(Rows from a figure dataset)
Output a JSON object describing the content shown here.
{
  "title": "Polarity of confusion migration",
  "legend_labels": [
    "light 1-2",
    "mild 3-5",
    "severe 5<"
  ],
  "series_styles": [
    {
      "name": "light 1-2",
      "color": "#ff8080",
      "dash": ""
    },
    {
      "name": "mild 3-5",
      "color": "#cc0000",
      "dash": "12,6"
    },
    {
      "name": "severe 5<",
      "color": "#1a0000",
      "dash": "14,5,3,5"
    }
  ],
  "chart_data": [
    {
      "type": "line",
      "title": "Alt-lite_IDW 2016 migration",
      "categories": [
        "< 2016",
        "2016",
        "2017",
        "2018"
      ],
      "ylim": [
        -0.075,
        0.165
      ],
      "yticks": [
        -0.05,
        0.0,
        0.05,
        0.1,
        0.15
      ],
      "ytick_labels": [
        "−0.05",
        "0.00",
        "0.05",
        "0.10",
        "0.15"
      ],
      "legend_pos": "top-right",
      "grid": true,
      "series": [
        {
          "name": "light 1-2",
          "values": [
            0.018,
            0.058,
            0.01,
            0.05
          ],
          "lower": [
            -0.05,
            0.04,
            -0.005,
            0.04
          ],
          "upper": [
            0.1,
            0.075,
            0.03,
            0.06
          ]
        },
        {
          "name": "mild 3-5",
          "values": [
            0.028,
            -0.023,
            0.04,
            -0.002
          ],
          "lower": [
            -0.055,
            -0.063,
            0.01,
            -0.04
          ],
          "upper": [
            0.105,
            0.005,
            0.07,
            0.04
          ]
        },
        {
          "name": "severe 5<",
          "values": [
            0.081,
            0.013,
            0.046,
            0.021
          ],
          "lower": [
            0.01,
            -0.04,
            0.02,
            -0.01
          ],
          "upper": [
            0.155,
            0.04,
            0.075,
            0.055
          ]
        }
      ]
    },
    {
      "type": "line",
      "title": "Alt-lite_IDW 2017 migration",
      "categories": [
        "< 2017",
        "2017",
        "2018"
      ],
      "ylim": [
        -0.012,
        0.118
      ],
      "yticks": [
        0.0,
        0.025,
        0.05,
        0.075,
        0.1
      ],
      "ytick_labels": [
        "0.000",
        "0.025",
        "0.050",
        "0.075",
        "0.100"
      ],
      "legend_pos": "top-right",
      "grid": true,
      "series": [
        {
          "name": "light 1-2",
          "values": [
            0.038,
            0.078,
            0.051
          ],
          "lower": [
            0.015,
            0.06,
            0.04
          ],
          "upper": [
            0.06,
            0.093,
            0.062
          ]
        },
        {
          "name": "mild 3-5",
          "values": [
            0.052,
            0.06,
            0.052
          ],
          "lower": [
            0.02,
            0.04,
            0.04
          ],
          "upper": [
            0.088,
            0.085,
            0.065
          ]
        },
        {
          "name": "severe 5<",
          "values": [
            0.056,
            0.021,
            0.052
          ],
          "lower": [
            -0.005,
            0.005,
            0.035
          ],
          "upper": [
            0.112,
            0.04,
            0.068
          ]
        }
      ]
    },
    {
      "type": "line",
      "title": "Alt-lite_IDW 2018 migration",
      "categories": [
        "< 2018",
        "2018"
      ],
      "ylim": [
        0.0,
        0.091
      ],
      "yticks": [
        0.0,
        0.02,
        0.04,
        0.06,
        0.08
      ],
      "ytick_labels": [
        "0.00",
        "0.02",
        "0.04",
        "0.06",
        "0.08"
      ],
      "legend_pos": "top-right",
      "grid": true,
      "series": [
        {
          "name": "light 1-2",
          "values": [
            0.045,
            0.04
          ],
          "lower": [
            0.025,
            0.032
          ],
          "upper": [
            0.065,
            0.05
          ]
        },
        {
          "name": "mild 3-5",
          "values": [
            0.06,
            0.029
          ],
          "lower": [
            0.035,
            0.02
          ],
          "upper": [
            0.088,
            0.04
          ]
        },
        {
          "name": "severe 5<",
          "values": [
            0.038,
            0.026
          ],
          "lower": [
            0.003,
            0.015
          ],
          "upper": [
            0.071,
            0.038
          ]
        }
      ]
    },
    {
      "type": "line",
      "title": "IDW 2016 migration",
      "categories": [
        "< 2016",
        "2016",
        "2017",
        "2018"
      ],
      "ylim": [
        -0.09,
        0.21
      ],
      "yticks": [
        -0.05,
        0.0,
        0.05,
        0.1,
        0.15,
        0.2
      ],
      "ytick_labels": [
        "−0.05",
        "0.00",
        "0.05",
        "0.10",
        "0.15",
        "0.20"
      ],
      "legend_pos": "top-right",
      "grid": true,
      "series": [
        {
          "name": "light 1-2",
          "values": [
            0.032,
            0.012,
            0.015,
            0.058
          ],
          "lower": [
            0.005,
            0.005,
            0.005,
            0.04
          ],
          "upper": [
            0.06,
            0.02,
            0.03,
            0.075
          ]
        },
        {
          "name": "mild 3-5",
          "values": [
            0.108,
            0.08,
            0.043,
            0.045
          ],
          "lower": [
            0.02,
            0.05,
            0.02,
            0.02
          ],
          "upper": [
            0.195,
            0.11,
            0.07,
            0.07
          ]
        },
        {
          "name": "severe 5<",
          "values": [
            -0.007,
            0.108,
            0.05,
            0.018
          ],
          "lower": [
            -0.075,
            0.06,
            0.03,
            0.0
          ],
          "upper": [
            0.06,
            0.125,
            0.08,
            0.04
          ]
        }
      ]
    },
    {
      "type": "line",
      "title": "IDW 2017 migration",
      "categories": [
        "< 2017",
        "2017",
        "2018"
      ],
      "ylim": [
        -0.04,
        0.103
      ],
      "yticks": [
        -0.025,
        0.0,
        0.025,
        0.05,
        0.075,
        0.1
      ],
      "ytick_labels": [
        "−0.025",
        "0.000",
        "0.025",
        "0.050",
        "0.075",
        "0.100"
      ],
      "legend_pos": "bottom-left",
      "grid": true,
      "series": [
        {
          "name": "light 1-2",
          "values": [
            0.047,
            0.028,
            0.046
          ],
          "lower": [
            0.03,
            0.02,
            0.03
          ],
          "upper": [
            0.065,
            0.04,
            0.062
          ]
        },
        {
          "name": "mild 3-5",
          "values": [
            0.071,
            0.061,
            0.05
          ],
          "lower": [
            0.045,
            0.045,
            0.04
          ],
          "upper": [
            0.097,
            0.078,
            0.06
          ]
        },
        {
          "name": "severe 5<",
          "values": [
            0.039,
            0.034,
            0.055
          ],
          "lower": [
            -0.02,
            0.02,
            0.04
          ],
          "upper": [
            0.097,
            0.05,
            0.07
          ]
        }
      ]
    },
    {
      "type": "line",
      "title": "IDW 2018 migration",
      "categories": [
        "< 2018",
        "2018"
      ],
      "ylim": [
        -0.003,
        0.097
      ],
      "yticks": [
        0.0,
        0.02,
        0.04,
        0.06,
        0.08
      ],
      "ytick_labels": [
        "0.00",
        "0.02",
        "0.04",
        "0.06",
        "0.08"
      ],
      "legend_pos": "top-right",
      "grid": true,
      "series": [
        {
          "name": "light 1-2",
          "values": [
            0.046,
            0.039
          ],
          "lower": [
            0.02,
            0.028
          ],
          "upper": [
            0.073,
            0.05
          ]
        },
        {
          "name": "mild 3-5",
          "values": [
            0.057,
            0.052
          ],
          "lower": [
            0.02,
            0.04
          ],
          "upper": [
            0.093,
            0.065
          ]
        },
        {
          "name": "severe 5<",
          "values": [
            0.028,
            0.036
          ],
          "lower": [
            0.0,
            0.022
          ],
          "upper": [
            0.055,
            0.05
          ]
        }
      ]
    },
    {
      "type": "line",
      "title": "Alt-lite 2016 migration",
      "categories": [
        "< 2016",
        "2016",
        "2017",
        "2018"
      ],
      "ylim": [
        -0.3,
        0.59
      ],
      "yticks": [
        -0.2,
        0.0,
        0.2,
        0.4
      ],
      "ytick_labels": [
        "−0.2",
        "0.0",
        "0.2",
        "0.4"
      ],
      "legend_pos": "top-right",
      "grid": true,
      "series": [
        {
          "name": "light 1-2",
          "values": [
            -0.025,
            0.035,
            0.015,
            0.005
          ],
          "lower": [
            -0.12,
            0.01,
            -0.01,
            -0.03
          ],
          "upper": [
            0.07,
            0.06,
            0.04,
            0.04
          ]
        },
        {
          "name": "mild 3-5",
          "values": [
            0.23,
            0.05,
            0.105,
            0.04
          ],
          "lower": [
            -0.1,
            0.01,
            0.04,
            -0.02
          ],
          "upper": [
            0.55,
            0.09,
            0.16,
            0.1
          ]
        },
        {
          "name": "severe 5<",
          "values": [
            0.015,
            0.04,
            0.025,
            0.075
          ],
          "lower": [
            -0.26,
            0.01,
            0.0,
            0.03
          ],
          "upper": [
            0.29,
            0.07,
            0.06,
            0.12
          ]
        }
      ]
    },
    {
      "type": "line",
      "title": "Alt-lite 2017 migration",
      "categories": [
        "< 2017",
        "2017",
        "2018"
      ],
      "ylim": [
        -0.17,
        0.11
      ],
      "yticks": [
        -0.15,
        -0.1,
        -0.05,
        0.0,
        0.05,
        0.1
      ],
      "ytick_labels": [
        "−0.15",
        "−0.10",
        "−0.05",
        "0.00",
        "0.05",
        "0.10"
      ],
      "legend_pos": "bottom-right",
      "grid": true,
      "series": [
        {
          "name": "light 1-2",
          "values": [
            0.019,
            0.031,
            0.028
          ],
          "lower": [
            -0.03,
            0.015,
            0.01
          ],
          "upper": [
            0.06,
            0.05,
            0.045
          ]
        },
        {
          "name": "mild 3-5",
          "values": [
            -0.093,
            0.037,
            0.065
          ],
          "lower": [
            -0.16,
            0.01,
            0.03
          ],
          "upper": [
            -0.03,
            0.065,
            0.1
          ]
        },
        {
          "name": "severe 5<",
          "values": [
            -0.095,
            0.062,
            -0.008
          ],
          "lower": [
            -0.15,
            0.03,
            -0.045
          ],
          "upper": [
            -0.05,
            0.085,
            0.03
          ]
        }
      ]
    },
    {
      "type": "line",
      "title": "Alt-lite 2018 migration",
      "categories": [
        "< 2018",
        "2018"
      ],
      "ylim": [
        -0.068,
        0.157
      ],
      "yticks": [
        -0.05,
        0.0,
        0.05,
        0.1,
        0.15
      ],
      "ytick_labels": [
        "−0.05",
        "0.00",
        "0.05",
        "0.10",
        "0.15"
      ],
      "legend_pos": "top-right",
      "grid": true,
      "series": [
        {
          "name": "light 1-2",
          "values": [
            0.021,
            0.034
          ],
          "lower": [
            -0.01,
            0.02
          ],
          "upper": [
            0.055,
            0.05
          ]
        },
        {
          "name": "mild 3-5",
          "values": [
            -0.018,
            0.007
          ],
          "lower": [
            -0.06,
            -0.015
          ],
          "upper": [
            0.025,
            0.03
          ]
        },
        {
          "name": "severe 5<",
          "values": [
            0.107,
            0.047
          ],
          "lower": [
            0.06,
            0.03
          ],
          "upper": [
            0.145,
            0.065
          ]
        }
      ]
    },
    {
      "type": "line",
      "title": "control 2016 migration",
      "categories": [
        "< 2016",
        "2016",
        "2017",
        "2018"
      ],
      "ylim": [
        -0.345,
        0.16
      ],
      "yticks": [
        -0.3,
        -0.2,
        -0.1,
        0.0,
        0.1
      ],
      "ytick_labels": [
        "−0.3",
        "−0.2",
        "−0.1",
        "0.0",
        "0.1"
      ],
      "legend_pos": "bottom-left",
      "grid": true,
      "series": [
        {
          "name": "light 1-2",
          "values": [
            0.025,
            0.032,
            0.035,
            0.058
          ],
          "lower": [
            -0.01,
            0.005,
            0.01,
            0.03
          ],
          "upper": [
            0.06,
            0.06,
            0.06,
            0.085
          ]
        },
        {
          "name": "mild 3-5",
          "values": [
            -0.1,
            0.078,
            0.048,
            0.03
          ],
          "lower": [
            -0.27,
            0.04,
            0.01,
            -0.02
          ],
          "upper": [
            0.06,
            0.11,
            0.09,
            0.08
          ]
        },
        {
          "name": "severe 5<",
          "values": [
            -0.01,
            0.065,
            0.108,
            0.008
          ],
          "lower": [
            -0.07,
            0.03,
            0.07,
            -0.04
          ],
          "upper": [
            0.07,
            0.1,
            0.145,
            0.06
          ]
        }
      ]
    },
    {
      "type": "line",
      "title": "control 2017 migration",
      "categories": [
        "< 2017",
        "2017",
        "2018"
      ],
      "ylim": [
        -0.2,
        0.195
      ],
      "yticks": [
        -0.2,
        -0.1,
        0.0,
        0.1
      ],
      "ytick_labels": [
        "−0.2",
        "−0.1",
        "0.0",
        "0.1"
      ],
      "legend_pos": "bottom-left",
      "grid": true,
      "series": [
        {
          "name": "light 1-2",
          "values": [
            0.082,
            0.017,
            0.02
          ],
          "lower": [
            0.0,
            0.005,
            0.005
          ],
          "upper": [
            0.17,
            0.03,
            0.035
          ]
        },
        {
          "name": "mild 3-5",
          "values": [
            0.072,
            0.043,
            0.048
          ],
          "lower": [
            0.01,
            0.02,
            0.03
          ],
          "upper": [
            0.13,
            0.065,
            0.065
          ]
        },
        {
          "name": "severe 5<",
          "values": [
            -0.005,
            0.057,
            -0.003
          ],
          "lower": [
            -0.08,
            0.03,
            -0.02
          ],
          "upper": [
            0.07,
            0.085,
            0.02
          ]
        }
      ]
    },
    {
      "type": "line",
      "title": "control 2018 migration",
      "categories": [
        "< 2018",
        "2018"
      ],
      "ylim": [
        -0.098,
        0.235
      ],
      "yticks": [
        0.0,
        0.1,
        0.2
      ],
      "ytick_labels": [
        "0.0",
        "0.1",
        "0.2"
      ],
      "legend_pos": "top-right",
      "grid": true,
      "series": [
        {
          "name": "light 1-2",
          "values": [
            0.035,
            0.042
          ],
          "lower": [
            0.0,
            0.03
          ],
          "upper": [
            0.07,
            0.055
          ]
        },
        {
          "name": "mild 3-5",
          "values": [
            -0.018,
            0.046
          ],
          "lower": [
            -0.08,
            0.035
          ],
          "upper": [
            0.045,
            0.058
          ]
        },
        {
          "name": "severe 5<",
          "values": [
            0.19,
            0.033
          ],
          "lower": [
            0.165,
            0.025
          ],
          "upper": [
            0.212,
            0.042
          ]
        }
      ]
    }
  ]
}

> _Task directions_
Show all lines from the records above where the word "control" occurs.

> _The reply_
      "title": "control 2016 migration",
      "title": "control 2017 migration",
      "title": "control 2018 migration",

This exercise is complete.